*SHORT PROBLEM*. Leave the pictures out. Return all other data exactly.

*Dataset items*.
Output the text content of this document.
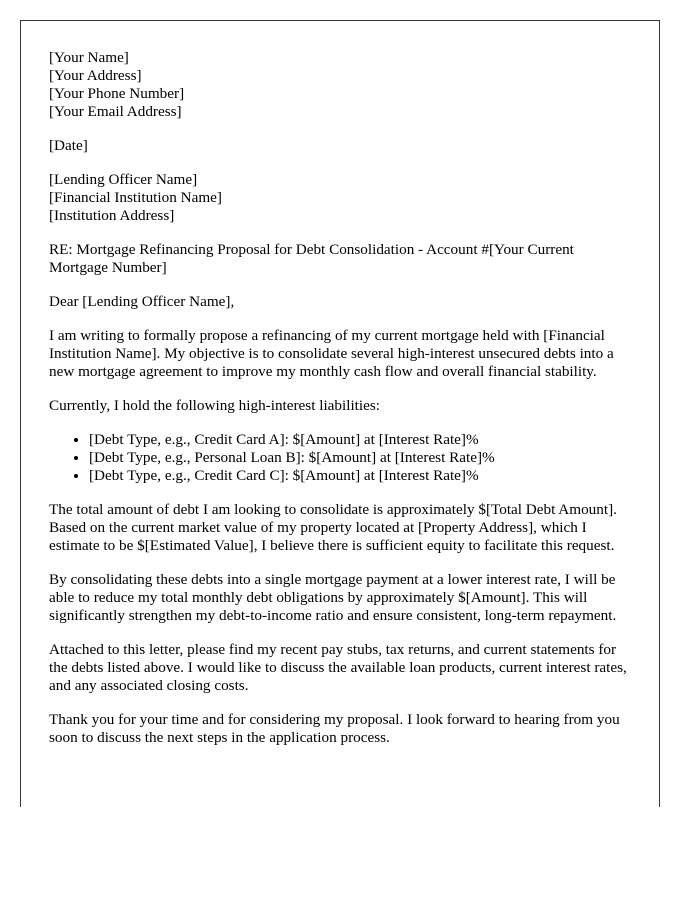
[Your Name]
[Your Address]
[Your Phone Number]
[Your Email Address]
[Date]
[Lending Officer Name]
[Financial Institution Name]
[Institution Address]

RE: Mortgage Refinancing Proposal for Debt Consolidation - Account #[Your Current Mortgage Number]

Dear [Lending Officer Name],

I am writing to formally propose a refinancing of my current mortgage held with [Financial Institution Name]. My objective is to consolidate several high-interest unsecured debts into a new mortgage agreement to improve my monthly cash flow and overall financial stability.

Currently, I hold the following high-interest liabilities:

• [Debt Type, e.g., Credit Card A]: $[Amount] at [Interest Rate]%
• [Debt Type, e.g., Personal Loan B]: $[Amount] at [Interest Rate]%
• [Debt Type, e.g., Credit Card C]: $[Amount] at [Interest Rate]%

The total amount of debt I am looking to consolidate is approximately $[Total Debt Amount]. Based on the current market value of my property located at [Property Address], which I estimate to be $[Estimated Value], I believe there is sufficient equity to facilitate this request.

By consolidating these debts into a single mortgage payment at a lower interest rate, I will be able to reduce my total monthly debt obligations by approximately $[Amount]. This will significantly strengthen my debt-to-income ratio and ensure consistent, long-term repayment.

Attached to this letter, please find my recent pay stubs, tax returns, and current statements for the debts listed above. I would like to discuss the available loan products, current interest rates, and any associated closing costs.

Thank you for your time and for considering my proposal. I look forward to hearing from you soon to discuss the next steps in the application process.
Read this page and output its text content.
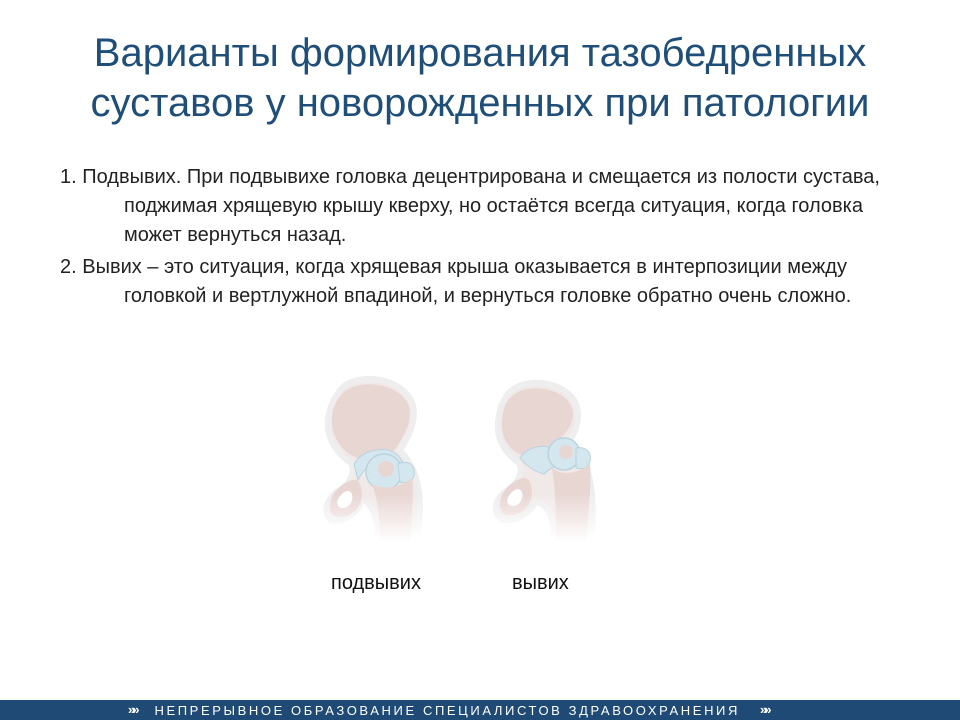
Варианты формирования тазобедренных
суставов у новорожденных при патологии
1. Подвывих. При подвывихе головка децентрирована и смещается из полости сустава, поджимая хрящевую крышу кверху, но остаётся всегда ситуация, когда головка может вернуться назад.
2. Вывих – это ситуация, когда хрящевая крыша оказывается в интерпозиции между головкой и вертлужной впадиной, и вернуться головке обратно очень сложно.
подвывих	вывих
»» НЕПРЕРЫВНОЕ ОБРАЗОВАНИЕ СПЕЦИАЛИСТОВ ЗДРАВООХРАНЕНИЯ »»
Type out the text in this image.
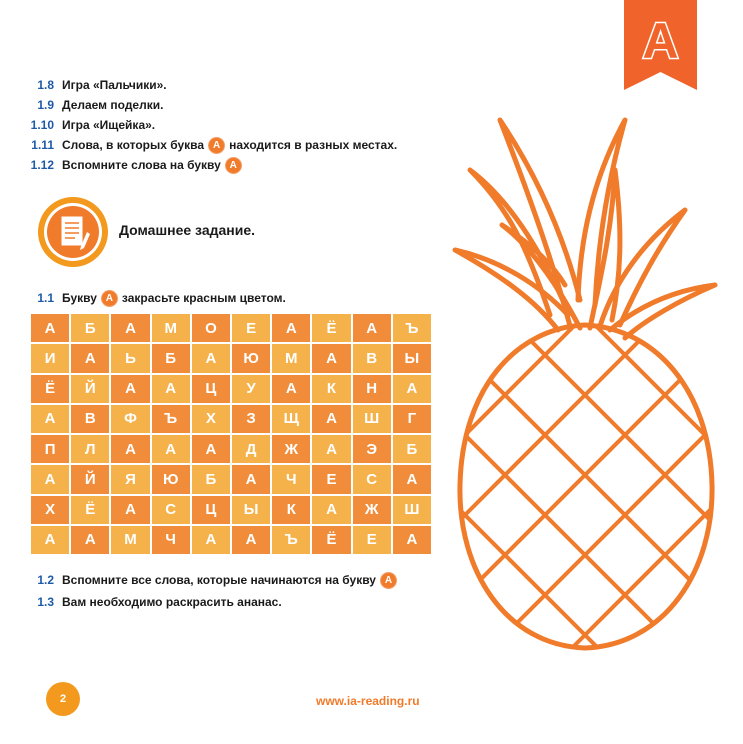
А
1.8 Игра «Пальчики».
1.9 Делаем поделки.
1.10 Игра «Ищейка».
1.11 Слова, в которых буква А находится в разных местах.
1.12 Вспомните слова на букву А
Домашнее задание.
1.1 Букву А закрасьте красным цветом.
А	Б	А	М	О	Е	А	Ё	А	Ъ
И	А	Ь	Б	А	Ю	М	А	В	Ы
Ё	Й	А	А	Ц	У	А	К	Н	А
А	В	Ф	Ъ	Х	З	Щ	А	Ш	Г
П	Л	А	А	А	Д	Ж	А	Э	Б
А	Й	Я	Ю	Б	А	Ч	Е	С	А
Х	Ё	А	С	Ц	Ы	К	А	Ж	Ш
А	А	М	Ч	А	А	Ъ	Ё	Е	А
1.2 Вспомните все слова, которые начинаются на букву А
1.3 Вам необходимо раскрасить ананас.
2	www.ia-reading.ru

*FULL RESPONSE*.
Output the text content of this document.
[Your Name]
[Your Address]
[Your Phone Number]
[Your Email Address]
[Date]
[Lending Officer Name]
[Financial Institution Name]
[Institution Address]

RE: Mortgage Refinancing Proposal for Debt Consolidation - Account #[Your Current Mortgage Number]

Dear [Lending Officer Name],

I am writing to formally propose a refinancing of my current mortgage held with [Financial Institution Name]. My objective is to consolidate several high-interest unsecured debts into a new mortgage agreement to improve my monthly cash flow and overall financial stability.

Currently, I hold the following high-interest liabilities:

• [Debt Type, e.g., Credit Card A]: $[Amount] at [Interest Rate]%
• [Debt Type, e.g., Personal Loan B]: $[Amount] at [Interest Rate]%
• [Debt Type, e.g., Credit Card C]: $[Amount] at [Interest Rate]%

The total amount of debt I am looking to consolidate is approximately $[Total Debt Amount]. Based on the current market value of my property located at [Property Address], which I estimate to be $[Estimated Value], I believe there is sufficient equity to facilitate this request.

By consolidating these debts into a single mortgage payment at a lower interest rate, I will be able to reduce my total monthly debt obligations by approximately $[Amount]. This will significantly strengthen my debt-to-income ratio and ensure consistent, long-term repayment.

Attached to this letter, please find my recent pay stubs, tax returns, and current statements for the debts listed above. I would like to discuss the available loan products, current interest rates, and any associated closing costs.

Thank you for your time and for considering my proposal. I look forward to hearing from you soon to discuss the next steps in the application process.
Read this page and output its text content.
Варианты формирования тазобедренных
суставов у новорожденных при патологии
1. Подвывих. При подвывихе головка децентрирована и смещается из полости сустава, поджимая хрящевую крышу кверху, но остаётся всегда ситуация, когда головка может вернуться назад.
2. Вывих – это ситуация, когда хрящевая крыша оказывается в интерпозиции между головкой и вертлужной впадиной, и вернуться головке обратно очень сложно.
подвывих	вывих
»» НЕПРЕРЫВНОЕ ОБРАЗОВАНИЕ СПЕЦИАЛИСТОВ ЗДРАВООХРАНЕНИЯ »»
Type out the text in this image.
А
1.8 Игра «Пальчики».
1.9 Делаем поделки.
1.10 Игра «Ищейка».
1.11 Слова, в которых буква А находится в разных местах.
1.12 Вспомните слова на букву А
Домашнее задание.
1.1 Букву А закрасьте красным цветом.
А	Б	А	М	О	Е	А	Ё	А	Ъ
И	А	Ь	Б	А	Ю	М	А	В	Ы
Ё	Й	А	А	Ц	У	А	К	Н	А
А	В	Ф	Ъ	Х	З	Щ	А	Ш	Г
П	Л	А	А	А	Д	Ж	А	Э	Б
А	Й	Я	Ю	Б	А	Ч	Е	С	А
Х	Ё	А	С	Ц	Ы	К	А	Ж	Ш
А	А	М	Ч	А	А	Ъ	Ё	Е	А
1.2 Вспомните все слова, которые начинаются на букву А
1.3 Вам необходимо раскрасить ананас.
2	www.ia-reading.ru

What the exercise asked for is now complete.